● **What you should do**
Leaving out the pictures, retype all the material exactly.

- - - - - - -

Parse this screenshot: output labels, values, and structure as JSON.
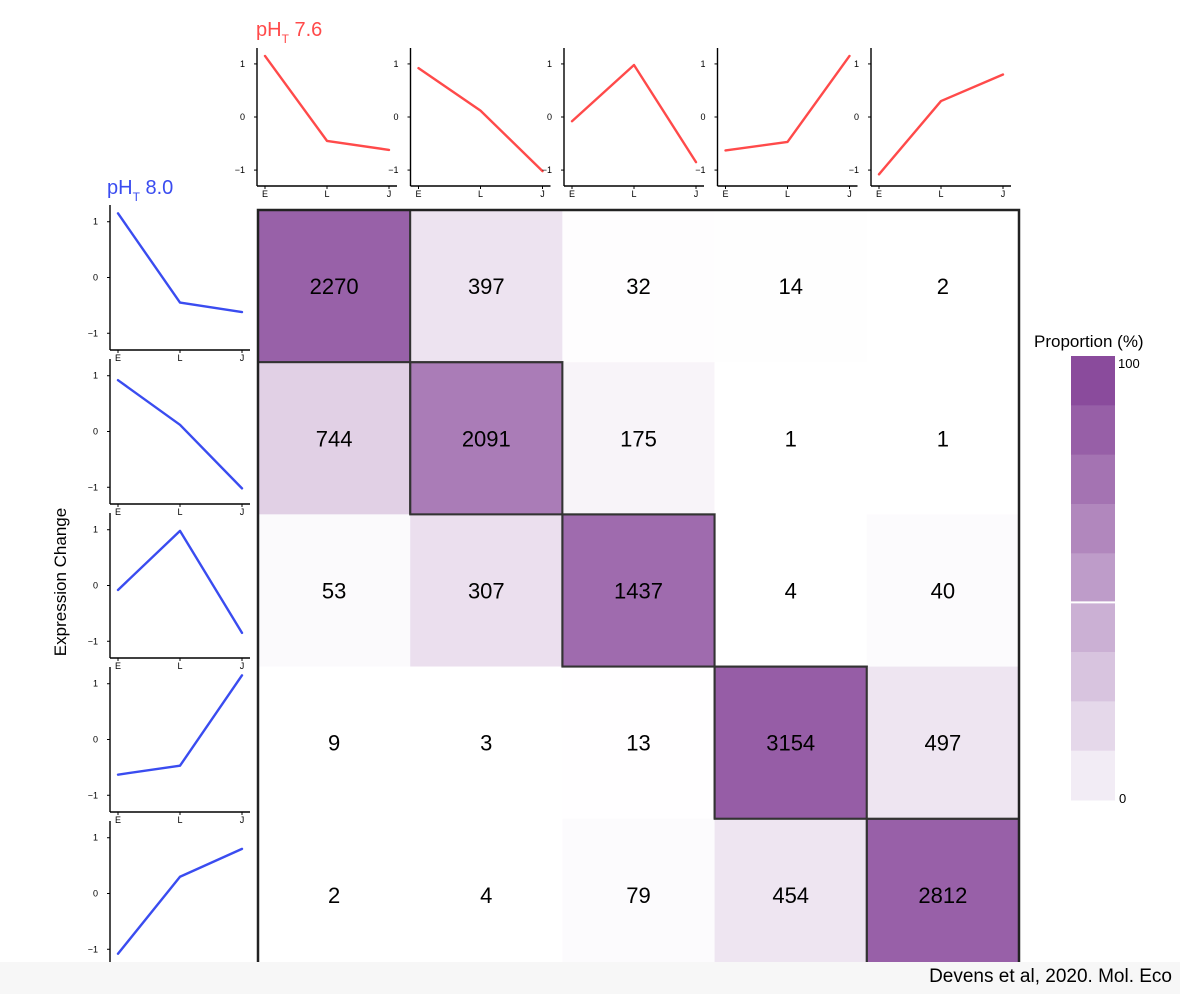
{
  "chart_data": {
    "type": "heatmap",
    "col_group_label": {
      "main": "pH",
      "sub": "T",
      "value": " 7.6",
      "color": "#ff4a4a"
    },
    "row_group_label": {
      "main": "pH",
      "sub": "T",
      "value": " 8.0",
      "color": "#3a4cf0"
    },
    "ylabel": "Expression Change",
    "x_stage_ticks": [
      "E",
      "L",
      "J"
    ],
    "y_ticks": [
      "1",
      "0",
      "−1"
    ],
    "y_tick_values": [
      1,
      0,
      -1
    ],
    "cluster_profiles": [
      [
        1.15,
        -0.45,
        -0.62
      ],
      [
        0.92,
        0.12,
        -1.02
      ],
      [
        -0.08,
        0.98,
        -0.85
      ],
      [
        -0.63,
        -0.47,
        1.15
      ],
      [
        -1.08,
        0.3,
        0.8
      ]
    ],
    "cells": [
      [
        2270,
        397,
        32,
        14,
        2
      ],
      [
        744,
        2091,
        175,
        1,
        1
      ],
      [
        53,
        307,
        1437,
        4,
        40
      ],
      [
        9,
        3,
        13,
        3154,
        497
      ],
      [
        2,
        4,
        79,
        454,
        2812
      ]
    ],
    "color_scale": {
      "title": "Proportion (%)",
      "min_label": "0",
      "max_label": "100",
      "low": "#ffffff",
      "high": "#8a4b9c"
    }
  },
  "citation": "Devens et al, 2020. Mol. Eco"
}
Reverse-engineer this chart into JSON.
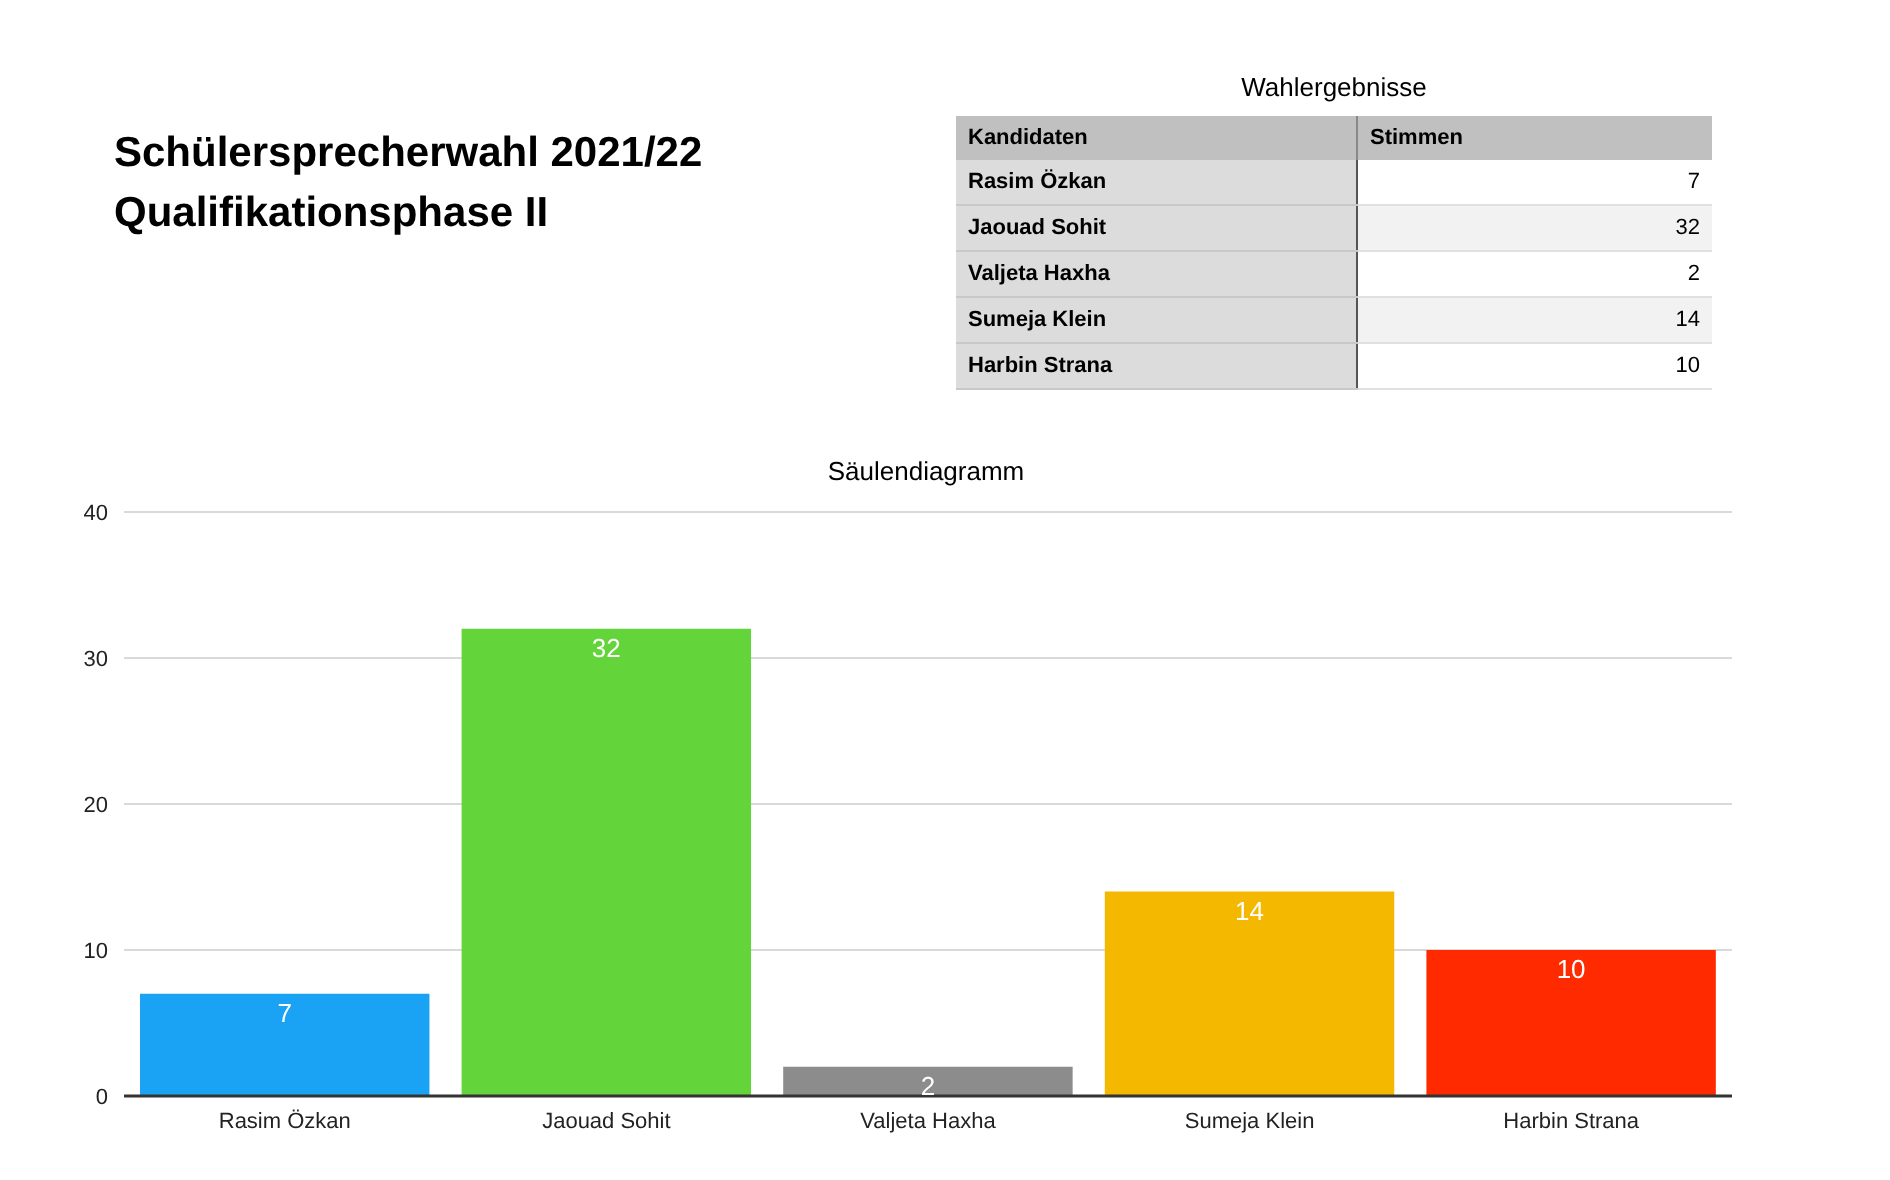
{
  "chart_data": {
    "type": "bar",
    "title": "Schülersprecherwahl 2021/22\nQualifikationsphase II",
    "subtitle": "Säulendiagramm",
    "annotations": [
      "Wahlergebnisse",
      "Kandidaten",
      "Stimmen"
    ],
    "categories": [
      "Rasim Özkan",
      "Jaouad Sohit",
      "Valjeta Haxha",
      "Sumeja Klein",
      "Harbin Strana"
    ],
    "values": [
      7,
      32,
      2,
      14,
      10
    ],
    "value_labels": [
      "7",
      "32",
      "2",
      "14",
      "10"
    ],
    "colors": [
      "#1aa3f5",
      "#63d43a",
      "#8c8c8c",
      "#f5b800",
      "#ff2a00"
    ],
    "ylim": [
      0,
      40
    ],
    "yticks": [
      0,
      10,
      20,
      30,
      40
    ],
    "grid": "y",
    "legend": false
  }
}
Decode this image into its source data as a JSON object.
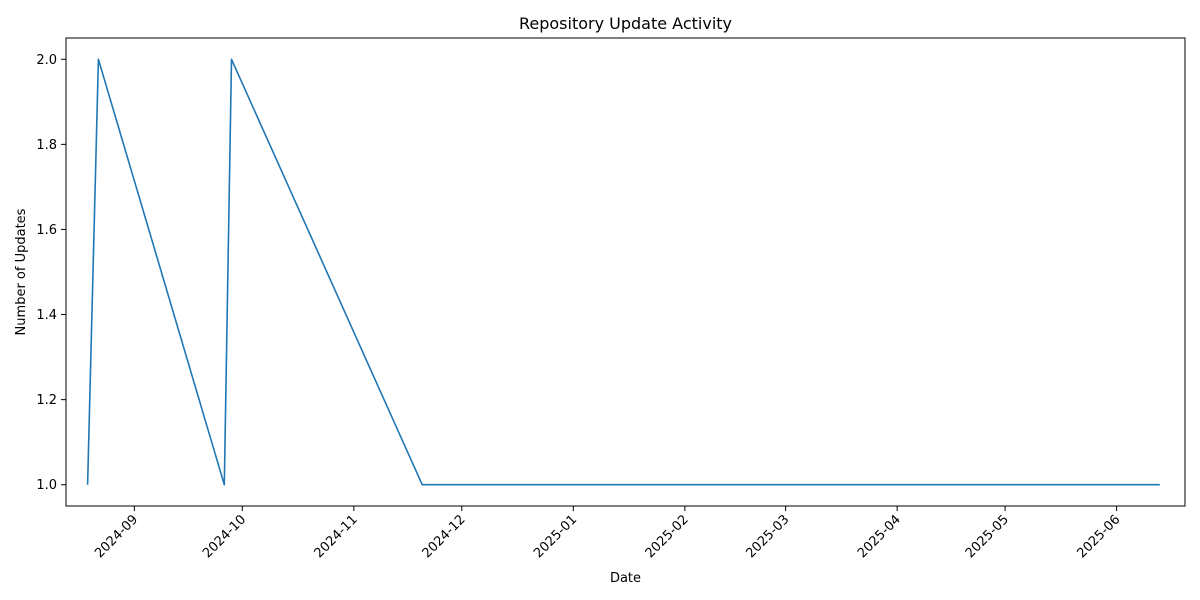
{
  "chart_data": {
    "type": "line",
    "title": "Repository Update Activity",
    "xlabel": "Date",
    "ylabel": "Number of Updates",
    "x_ticks": [
      "2024-09",
      "2024-10",
      "2024-11",
      "2024-12",
      "2025-01",
      "2025-02",
      "2025-03",
      "2025-04",
      "2025-05",
      "2025-06"
    ],
    "y_ticks": [
      "1.0",
      "1.2",
      "1.4",
      "1.6",
      "1.8",
      "2.0"
    ],
    "xlim": [
      "2024-08-13",
      "2025-06-20"
    ],
    "ylim": [
      0.95,
      2.05
    ],
    "grid": false,
    "color": "#1f77b4",
    "series": [
      {
        "x": [
          "2024-08-19",
          "2024-08-22",
          "2024-09-26",
          "2024-09-28",
          "2024-11-20",
          "2025-06-13"
        ],
        "values": [
          1,
          2,
          1,
          2,
          1,
          1
        ]
      }
    ]
  }
}
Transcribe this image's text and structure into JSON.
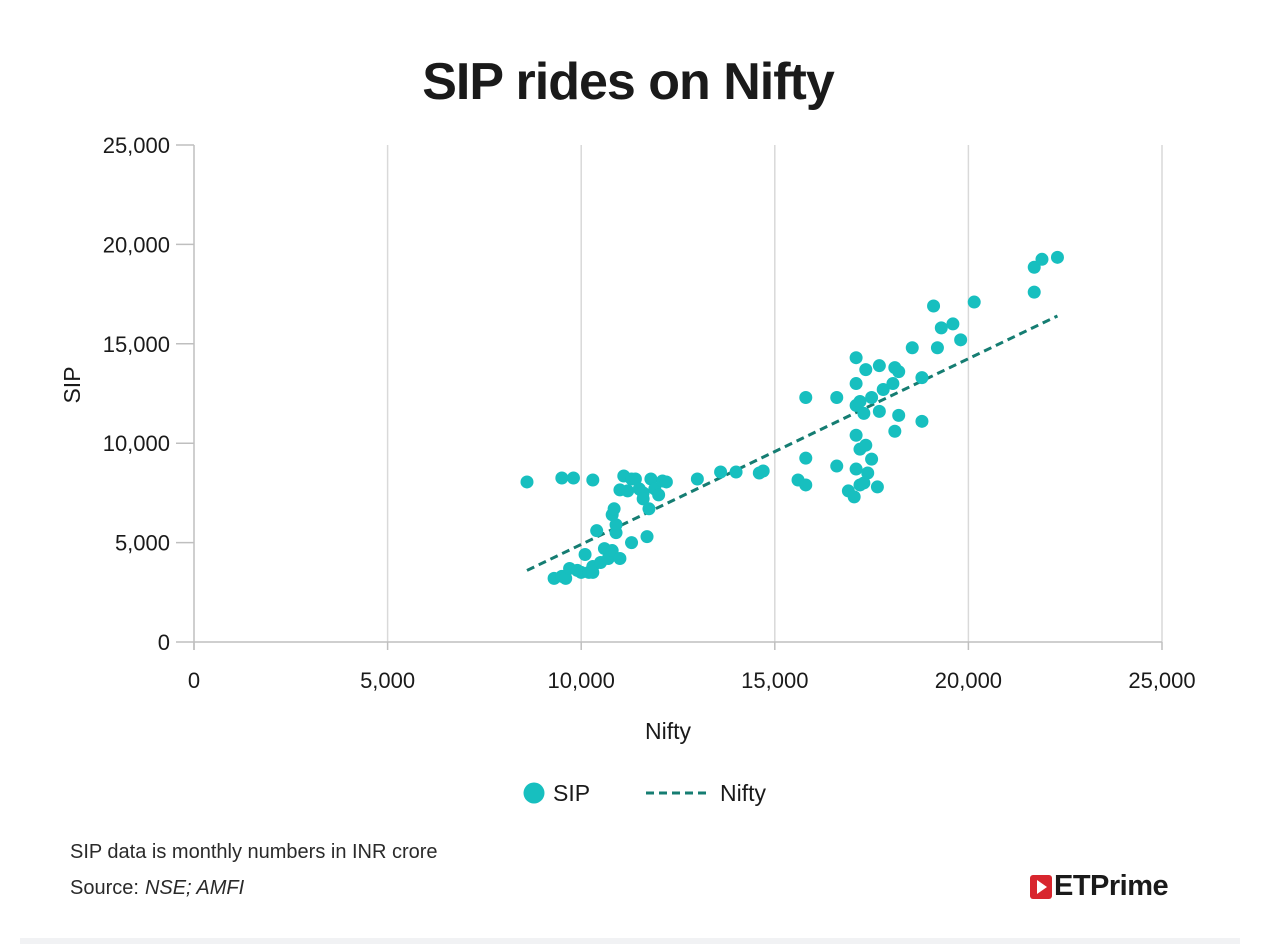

- - - - - - -

● **Answer for this exercise**
Parse this screenshot: output labels, values, and structure as JSON.
{
  "chart_data": {
    "type": "heatmap",
    "col_group_label": {
      "main": "pH",
      "sub": "T",
      "value": " 7.6",
      "color": "#ff4a4a"
    },
    "row_group_label": {
      "main": "pH",
      "sub": "T",
      "value": " 8.0",
      "color": "#3a4cf0"
    },
    "ylabel": "Expression Change",
    "x_stage_ticks": [
      "E",
      "L",
      "J"
    ],
    "y_ticks": [
      "1",
      "0",
      "−1"
    ],
    "y_tick_values": [
      1,
      0,
      -1
    ],
    "cluster_profiles": [
      [
        1.15,
        -0.45,
        -0.62
      ],
      [
        0.92,
        0.12,
        -1.02
      ],
      [
        -0.08,
        0.98,
        -0.85
      ],
      [
        -0.63,
        -0.47,
        1.15
      ],
      [
        -1.08,
        0.3,
        0.8
      ]
    ],
    "cells": [
      [
        2270,
        397,
        32,
        14,
        2
      ],
      [
        744,
        2091,
        175,
        1,
        1
      ],
      [
        53,
        307,
        1437,
        4,
        40
      ],
      [
        9,
        3,
        13,
        3154,
        497
      ],
      [
        2,
        4,
        79,
        454,
        2812
      ]
    ],
    "color_scale": {
      "title": "Proportion (%)",
      "min_label": "0",
      "max_label": "100",
      "low": "#ffffff",
      "high": "#8a4b9c"
    }
  },
  "citation": "Devens et al, 2020. Mol. Eco"
}
Reverse-engineer this chart into JSON.
{
  "chart_data": {
    "type": "bar",
    "title": "Schülersprecherwahl 2021/22\nQualifikationsphase II",
    "subtitle": "Säulendiagramm",
    "annotations": [
      "Wahlergebnisse",
      "Kandidaten",
      "Stimmen"
    ],
    "categories": [
      "Rasim Özkan",
      "Jaouad Sohit",
      "Valjeta Haxha",
      "Sumeja Klein",
      "Harbin Strana"
    ],
    "values": [
      7,
      32,
      2,
      14,
      10
    ],
    "value_labels": [
      "7",
      "32",
      "2",
      "14",
      "10"
    ],
    "colors": [
      "#1aa3f5",
      "#63d43a",
      "#8c8c8c",
      "#f5b800",
      "#ff2a00"
    ],
    "ylim": [
      0,
      40
    ],
    "yticks": [
      0,
      10,
      20,
      30,
      40
    ],
    "grid": "y",
    "legend": false
  }
}
Decode this image into its source data as a JSON object.
{
  "chart_data": {
    "type": "line",
    "title": "Repository Update Activity",
    "xlabel": "Date",
    "ylabel": "Number of Updates",
    "x_ticks": [
      "2024-09",
      "2024-10",
      "2024-11",
      "2024-12",
      "2025-01",
      "2025-02",
      "2025-03",
      "2025-04",
      "2025-05",
      "2025-06"
    ],
    "y_ticks": [
      "1.0",
      "1.2",
      "1.4",
      "1.6",
      "1.8",
      "2.0"
    ],
    "xlim": [
      "2024-08-13",
      "2025-06-20"
    ],
    "ylim": [
      0.95,
      2.05
    ],
    "grid": false,
    "color": "#1f77b4",
    "series": [
      {
        "x": [
          "2024-08-19",
          "2024-08-22",
          "2024-09-26",
          "2024-09-28",
          "2024-11-20",
          "2025-06-13"
        ],
        "values": [
          1,
          2,
          1,
          2,
          1,
          1
        ]
      }
    ]
  }
}
Transcribe this image's text and structure into JSON.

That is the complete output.